**Objective:**
Scan the lines below; pull out those with "JSON".

**Extracted records:**

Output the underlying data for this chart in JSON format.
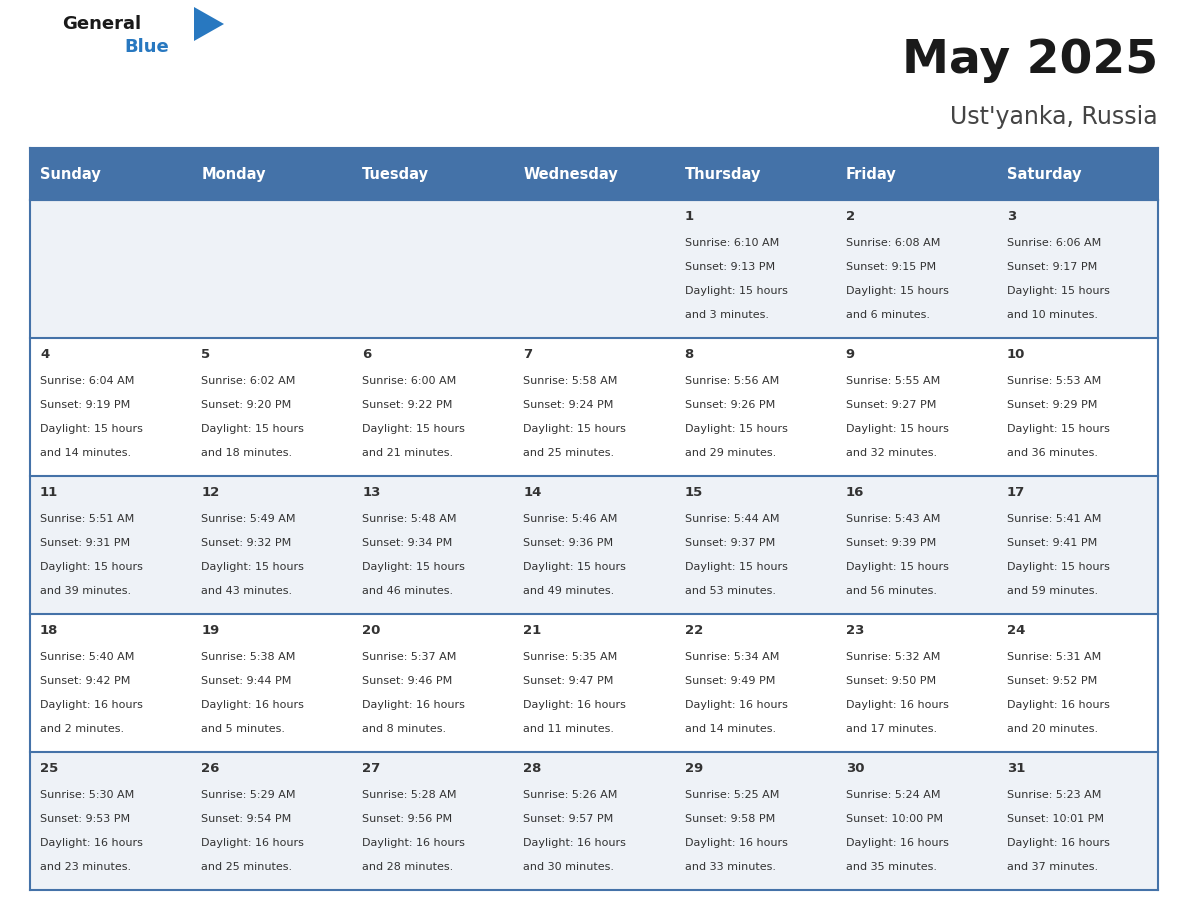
{
  "title": "May 2025",
  "subtitle": "Ust'yanka, Russia",
  "header_bg": "#4472a8",
  "header_text": "#ffffff",
  "row_bg_odd": "#eef2f7",
  "row_bg_even": "#ffffff",
  "cell_border": "#4472a8",
  "day_headers": [
    "Sunday",
    "Monday",
    "Tuesday",
    "Wednesday",
    "Thursday",
    "Friday",
    "Saturday"
  ],
  "days": [
    {
      "day": 1,
      "col": 4,
      "row": 0,
      "sunrise": "6:10 AM",
      "sunset": "9:13 PM",
      "hours": 15,
      "minutes": 3
    },
    {
      "day": 2,
      "col": 5,
      "row": 0,
      "sunrise": "6:08 AM",
      "sunset": "9:15 PM",
      "hours": 15,
      "minutes": 6
    },
    {
      "day": 3,
      "col": 6,
      "row": 0,
      "sunrise": "6:06 AM",
      "sunset": "9:17 PM",
      "hours": 15,
      "minutes": 10
    },
    {
      "day": 4,
      "col": 0,
      "row": 1,
      "sunrise": "6:04 AM",
      "sunset": "9:19 PM",
      "hours": 15,
      "minutes": 14
    },
    {
      "day": 5,
      "col": 1,
      "row": 1,
      "sunrise": "6:02 AM",
      "sunset": "9:20 PM",
      "hours": 15,
      "minutes": 18
    },
    {
      "day": 6,
      "col": 2,
      "row": 1,
      "sunrise": "6:00 AM",
      "sunset": "9:22 PM",
      "hours": 15,
      "minutes": 21
    },
    {
      "day": 7,
      "col": 3,
      "row": 1,
      "sunrise": "5:58 AM",
      "sunset": "9:24 PM",
      "hours": 15,
      "minutes": 25
    },
    {
      "day": 8,
      "col": 4,
      "row": 1,
      "sunrise": "5:56 AM",
      "sunset": "9:26 PM",
      "hours": 15,
      "minutes": 29
    },
    {
      "day": 9,
      "col": 5,
      "row": 1,
      "sunrise": "5:55 AM",
      "sunset": "9:27 PM",
      "hours": 15,
      "minutes": 32
    },
    {
      "day": 10,
      "col": 6,
      "row": 1,
      "sunrise": "5:53 AM",
      "sunset": "9:29 PM",
      "hours": 15,
      "minutes": 36
    },
    {
      "day": 11,
      "col": 0,
      "row": 2,
      "sunrise": "5:51 AM",
      "sunset": "9:31 PM",
      "hours": 15,
      "minutes": 39
    },
    {
      "day": 12,
      "col": 1,
      "row": 2,
      "sunrise": "5:49 AM",
      "sunset": "9:32 PM",
      "hours": 15,
      "minutes": 43
    },
    {
      "day": 13,
      "col": 2,
      "row": 2,
      "sunrise": "5:48 AM",
      "sunset": "9:34 PM",
      "hours": 15,
      "minutes": 46
    },
    {
      "day": 14,
      "col": 3,
      "row": 2,
      "sunrise": "5:46 AM",
      "sunset": "9:36 PM",
      "hours": 15,
      "minutes": 49
    },
    {
      "day": 15,
      "col": 4,
      "row": 2,
      "sunrise": "5:44 AM",
      "sunset": "9:37 PM",
      "hours": 15,
      "minutes": 53
    },
    {
      "day": 16,
      "col": 5,
      "row": 2,
      "sunrise": "5:43 AM",
      "sunset": "9:39 PM",
      "hours": 15,
      "minutes": 56
    },
    {
      "day": 17,
      "col": 6,
      "row": 2,
      "sunrise": "5:41 AM",
      "sunset": "9:41 PM",
      "hours": 15,
      "minutes": 59
    },
    {
      "day": 18,
      "col": 0,
      "row": 3,
      "sunrise": "5:40 AM",
      "sunset": "9:42 PM",
      "hours": 16,
      "minutes": 2
    },
    {
      "day": 19,
      "col": 1,
      "row": 3,
      "sunrise": "5:38 AM",
      "sunset": "9:44 PM",
      "hours": 16,
      "minutes": 5
    },
    {
      "day": 20,
      "col": 2,
      "row": 3,
      "sunrise": "5:37 AM",
      "sunset": "9:46 PM",
      "hours": 16,
      "minutes": 8
    },
    {
      "day": 21,
      "col": 3,
      "row": 3,
      "sunrise": "5:35 AM",
      "sunset": "9:47 PM",
      "hours": 16,
      "minutes": 11
    },
    {
      "day": 22,
      "col": 4,
      "row": 3,
      "sunrise": "5:34 AM",
      "sunset": "9:49 PM",
      "hours": 16,
      "minutes": 14
    },
    {
      "day": 23,
      "col": 5,
      "row": 3,
      "sunrise": "5:32 AM",
      "sunset": "9:50 PM",
      "hours": 16,
      "minutes": 17
    },
    {
      "day": 24,
      "col": 6,
      "row": 3,
      "sunrise": "5:31 AM",
      "sunset": "9:52 PM",
      "hours": 16,
      "minutes": 20
    },
    {
      "day": 25,
      "col": 0,
      "row": 4,
      "sunrise": "5:30 AM",
      "sunset": "9:53 PM",
      "hours": 16,
      "minutes": 23
    },
    {
      "day": 26,
      "col": 1,
      "row": 4,
      "sunrise": "5:29 AM",
      "sunset": "9:54 PM",
      "hours": 16,
      "minutes": 25
    },
    {
      "day": 27,
      "col": 2,
      "row": 4,
      "sunrise": "5:28 AM",
      "sunset": "9:56 PM",
      "hours": 16,
      "minutes": 28
    },
    {
      "day": 28,
      "col": 3,
      "row": 4,
      "sunrise": "5:26 AM",
      "sunset": "9:57 PM",
      "hours": 16,
      "minutes": 30
    },
    {
      "day": 29,
      "col": 4,
      "row": 4,
      "sunrise": "5:25 AM",
      "sunset": "9:58 PM",
      "hours": 16,
      "minutes": 33
    },
    {
      "day": 30,
      "col": 5,
      "row": 4,
      "sunrise": "5:24 AM",
      "sunset": "10:00 PM",
      "hours": 16,
      "minutes": 35
    },
    {
      "day": 31,
      "col": 6,
      "row": 4,
      "sunrise": "5:23 AM",
      "sunset": "10:01 PM",
      "hours": 16,
      "minutes": 37
    }
  ],
  "num_rows": 5,
  "num_cols": 7,
  "fig_width": 11.88,
  "fig_height": 9.18,
  "dpi": 100
}
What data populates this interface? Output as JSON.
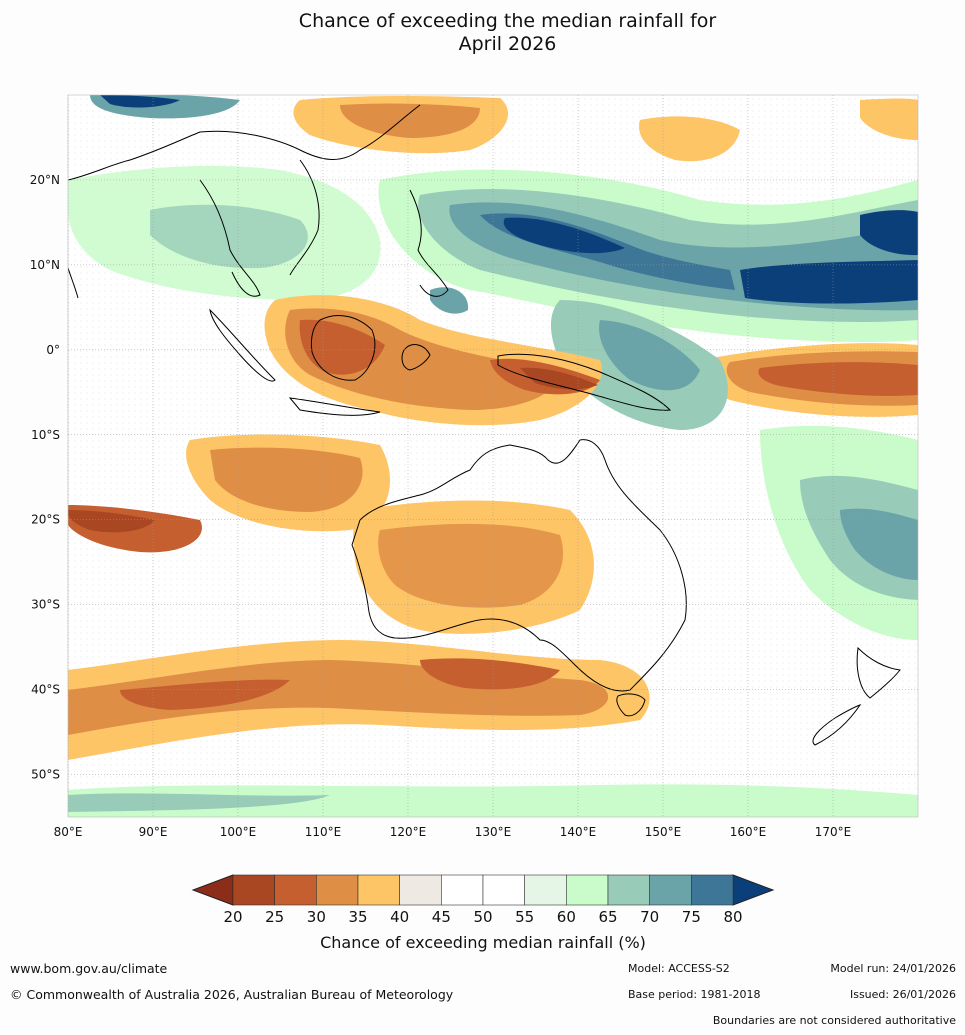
{
  "title": {
    "line1": "Chance of exceeding the median rainfall for",
    "line2": "April 2026"
  },
  "map": {
    "lat_ticks": [
      "20°N",
      "10°N",
      "0°",
      "10°S",
      "20°S",
      "30°S",
      "40°S",
      "50°S"
    ],
    "lon_ticks": [
      "80°E",
      "90°E",
      "100°E",
      "110°E",
      "120°E",
      "130°E",
      "140°E",
      "150°E",
      "160°E",
      "170°E"
    ],
    "lat_values": [
      20,
      10,
      0,
      -10,
      -20,
      -30,
      -40,
      -50
    ],
    "lon_values": [
      80,
      90,
      100,
      110,
      120,
      130,
      140,
      150,
      160,
      170
    ],
    "extent": {
      "lon": [
        80,
        180
      ],
      "lat": [
        -55,
        30
      ]
    }
  },
  "colorbar": {
    "label": "Chance of exceeding median rainfall (%)",
    "ticks": [
      "20",
      "25",
      "30",
      "35",
      "40",
      "45",
      "50",
      "55",
      "60",
      "65",
      "70",
      "75",
      "80"
    ],
    "low_extend_color": "#8c2d1a",
    "high_extend_color": "#0b3f7a",
    "bins": [
      {
        "range": "20-25",
        "color": "#a94723"
      },
      {
        "range": "25-30",
        "color": "#c55f2f"
      },
      {
        "range": "30-35",
        "color": "#df8e45"
      },
      {
        "range": "35-40",
        "color": "#fec567"
      },
      {
        "range": "40-45",
        "color": "#efe9e3"
      },
      {
        "range": "45-50",
        "color": "#ffffff"
      },
      {
        "range": "50-55",
        "color": "#ffffff"
      },
      {
        "range": "55-60",
        "color": "#e6f6e6"
      },
      {
        "range": "60-65",
        "color": "#c9fcca"
      },
      {
        "range": "65-70",
        "color": "#98ccb8"
      },
      {
        "range": "70-75",
        "color": "#6aa3a8"
      },
      {
        "range": "75-80",
        "color": "#3e7698"
      }
    ]
  },
  "footer": {
    "website": "www.bom.gov.au/climate",
    "copyright": "© Commonwealth of Australia 2026, Australian Bureau of Meteorology",
    "model": "Model: ACCESS-S2",
    "base_period": "Base period: 1981-2018",
    "model_run": "Model run: 24/01/2026",
    "issued": "Issued: 26/01/2026",
    "disclaimer": "Boundaries are not considered authoritative"
  }
}
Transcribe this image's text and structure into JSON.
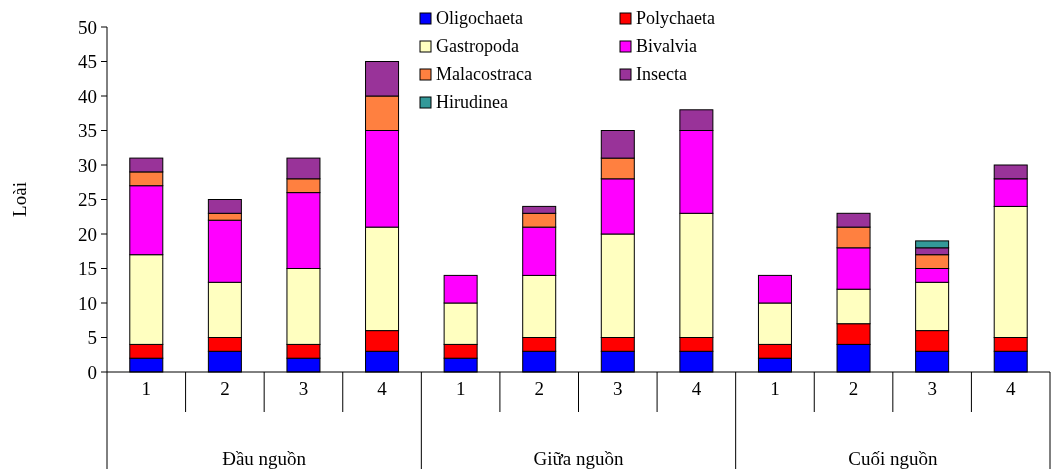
{
  "chart_data": {
    "type": "bar",
    "stacked": true,
    "ylabel": "Loài",
    "categories": [
      "1",
      "2",
      "3",
      "4",
      "1",
      "2",
      "3",
      "4",
      "1",
      "2",
      "3",
      "4"
    ],
    "annotations": [
      "Đầu nguồn",
      "Giữa nguồn",
      "Cuối nguồn"
    ],
    "ylim": [
      0,
      50
    ],
    "yticks": [
      0,
      5,
      10,
      15,
      20,
      25,
      30,
      35,
      40,
      45,
      50
    ],
    "grid": false,
    "legend": "top",
    "series": [
      {
        "name": "Oligochaeta",
        "color": "#0000ff",
        "values": [
          2,
          3,
          2,
          3,
          2,
          3,
          3,
          3,
          2,
          4,
          3,
          3
        ]
      },
      {
        "name": "Polychaeta",
        "color": "#ff0000",
        "values": [
          2,
          2,
          2,
          3,
          2,
          2,
          2,
          2,
          2,
          3,
          3,
          2
        ]
      },
      {
        "name": "Gastropoda",
        "color": "#ffffc0",
        "values": [
          13,
          8,
          11,
          15,
          6,
          9,
          15,
          18,
          6,
          5,
          7,
          19
        ]
      },
      {
        "name": "Bivalvia",
        "color": "#ff00ff",
        "values": [
          10,
          9,
          11,
          14,
          4,
          7,
          8,
          12,
          4,
          6,
          2,
          4
        ]
      },
      {
        "name": "Malacostraca",
        "color": "#ff8040",
        "values": [
          2,
          1,
          2,
          5,
          0,
          2,
          3,
          0,
          0,
          3,
          2,
          0
        ]
      },
      {
        "name": "Insecta",
        "color": "#993399",
        "values": [
          2,
          2,
          3,
          5,
          0,
          1,
          4,
          3,
          0,
          2,
          1,
          2
        ]
      },
      {
        "name": "Hirudinea",
        "color": "#339999",
        "values": [
          0,
          0,
          0,
          0,
          0,
          0,
          0,
          0,
          0,
          0,
          1,
          0
        ]
      }
    ]
  }
}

**Response to the task:**
Output the underlying data for this chart in JSON format.
What data populates this interface? Output as JSON.
Transcribe this image's text and structure into JSON.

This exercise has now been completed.